WHAT THE TASK ASKS. Copy each record exactly as it reads, leaving out any pictures it holds.

Dataset excerpt
++++
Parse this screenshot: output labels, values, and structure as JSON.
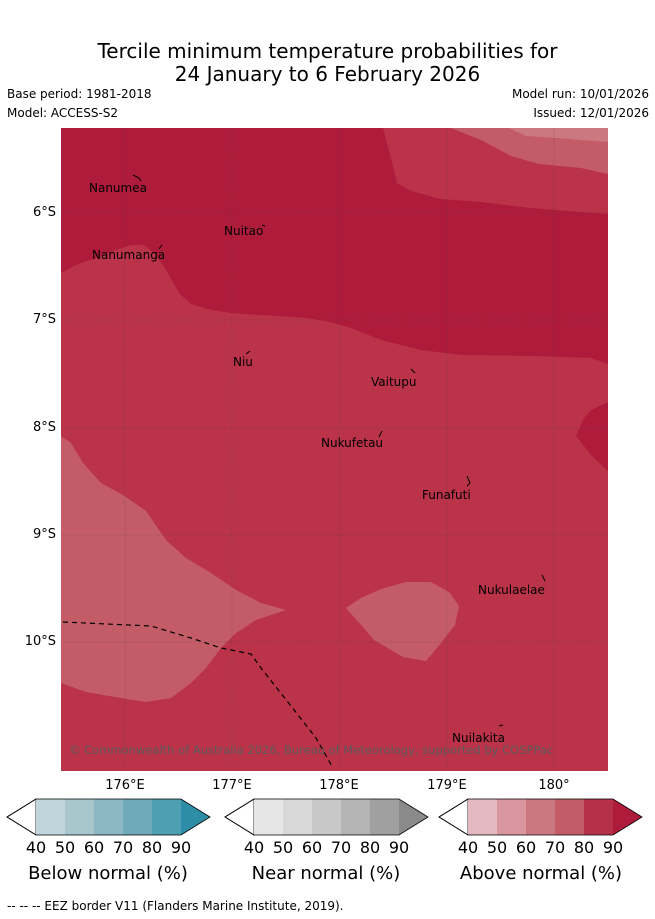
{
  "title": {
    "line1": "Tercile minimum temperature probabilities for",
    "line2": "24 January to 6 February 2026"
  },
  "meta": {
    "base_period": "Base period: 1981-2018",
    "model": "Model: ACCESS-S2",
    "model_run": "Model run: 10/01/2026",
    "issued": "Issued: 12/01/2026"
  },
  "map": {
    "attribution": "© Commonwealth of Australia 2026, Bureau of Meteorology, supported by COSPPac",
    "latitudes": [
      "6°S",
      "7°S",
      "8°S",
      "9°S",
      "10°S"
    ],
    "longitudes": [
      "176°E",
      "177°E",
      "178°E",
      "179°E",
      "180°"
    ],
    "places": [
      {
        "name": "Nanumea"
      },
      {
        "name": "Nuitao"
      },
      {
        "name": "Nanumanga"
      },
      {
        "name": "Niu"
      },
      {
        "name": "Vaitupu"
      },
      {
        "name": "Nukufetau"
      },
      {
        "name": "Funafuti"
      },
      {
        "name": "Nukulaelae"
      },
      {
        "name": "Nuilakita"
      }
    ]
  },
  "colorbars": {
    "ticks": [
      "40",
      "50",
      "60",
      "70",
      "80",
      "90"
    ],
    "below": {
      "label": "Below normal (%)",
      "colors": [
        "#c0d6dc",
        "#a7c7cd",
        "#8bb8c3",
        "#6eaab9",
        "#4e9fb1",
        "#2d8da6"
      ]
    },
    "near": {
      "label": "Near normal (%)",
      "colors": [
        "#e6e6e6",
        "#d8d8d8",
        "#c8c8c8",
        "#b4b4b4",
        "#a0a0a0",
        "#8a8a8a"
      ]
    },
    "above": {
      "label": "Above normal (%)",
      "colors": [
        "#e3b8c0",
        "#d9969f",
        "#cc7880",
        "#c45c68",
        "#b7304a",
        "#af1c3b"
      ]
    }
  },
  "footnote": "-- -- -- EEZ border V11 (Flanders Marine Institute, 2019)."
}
++++
EXERCISE SOLUTION.
Parse this screenshot: output labels, values, and structure as JSON.
{
  "title": {
    "line1": "Tercile minimum temperature probabilities for",
    "line2": "24 January to 6 February 2026"
  },
  "meta": {
    "base_period": "Base period: 1981-2018",
    "model": "Model: ACCESS-S2",
    "model_run": "Model run: 10/01/2026",
    "issued": "Issued: 12/01/2026"
  },
  "map": {
    "attribution": "© Commonwealth of Australia 2026, Bureau of Meteorology, supported by COSPPac",
    "latitudes": [
      "6°S",
      "7°S",
      "8°S",
      "9°S",
      "10°S"
    ],
    "longitudes": [
      "176°E",
      "177°E",
      "178°E",
      "179°E",
      "180°"
    ],
    "places": [
      {
        "name": "Nanumea"
      },
      {
        "name": "Nuitao"
      },
      {
        "name": "Nanumanga"
      },
      {
        "name": "Niu"
      },
      {
        "name": "Vaitupu"
      },
      {
        "name": "Nukufetau"
      },
      {
        "name": "Funafuti"
      },
      {
        "name": "Nukulaelae"
      },
      {
        "name": "Nuilakita"
      }
    ]
  },
  "colorbars": {
    "ticks": [
      "40",
      "50",
      "60",
      "70",
      "80",
      "90"
    ],
    "below": {
      "label": "Below normal (%)",
      "colors": [
        "#c0d6dc",
        "#a7c7cd",
        "#8bb8c3",
        "#6eaab9",
        "#4e9fb1",
        "#2d8da6"
      ]
    },
    "near": {
      "label": "Near normal (%)",
      "colors": [
        "#e6e6e6",
        "#d8d8d8",
        "#c8c8c8",
        "#b4b4b4",
        "#a0a0a0",
        "#8a8a8a"
      ]
    },
    "above": {
      "label": "Above normal (%)",
      "colors": [
        "#e3b8c0",
        "#d9969f",
        "#cc7880",
        "#c45c68",
        "#b7304a",
        "#af1c3b"
      ]
    }
  },
  "footnote": "-- -- -- EEZ border V11 (Flanders Marine Institute, 2019)."
}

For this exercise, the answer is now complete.